### [What to produce]
Here are some records; return them all exactly.

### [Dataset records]
######

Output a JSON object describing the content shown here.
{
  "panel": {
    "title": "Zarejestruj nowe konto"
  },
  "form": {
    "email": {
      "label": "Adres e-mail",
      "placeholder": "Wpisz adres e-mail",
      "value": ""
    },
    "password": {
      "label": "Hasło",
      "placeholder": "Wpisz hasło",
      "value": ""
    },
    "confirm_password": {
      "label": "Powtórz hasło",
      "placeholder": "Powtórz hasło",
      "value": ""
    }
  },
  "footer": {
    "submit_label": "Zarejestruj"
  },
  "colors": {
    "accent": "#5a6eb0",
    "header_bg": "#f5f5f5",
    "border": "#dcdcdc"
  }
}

######

### [Solution to this problem]
Output a JSON object describing the content shown here.
{
  "panel": {
    "title": "Zarejestruj nowe konto"
  },
  "form": {
    "email": {
      "label": "Adres e-mail",
      "placeholder": "Wpisz adres e-mail",
      "value": ""
    },
    "password": {
      "label": "Hasło",
      "placeholder": "Wpisz hasło",
      "value": ""
    },
    "confirm_password": {
      "label": "Powtórz hasło",
      "placeholder": "Powtórz hasło",
      "value": ""
    }
  },
  "footer": {
    "submit_label": "Zarejestruj"
  },
  "colors": {
    "accent": "#5a6eb0",
    "header_bg": "#f5f5f5",
    "border": "#dcdcdc"
  }
}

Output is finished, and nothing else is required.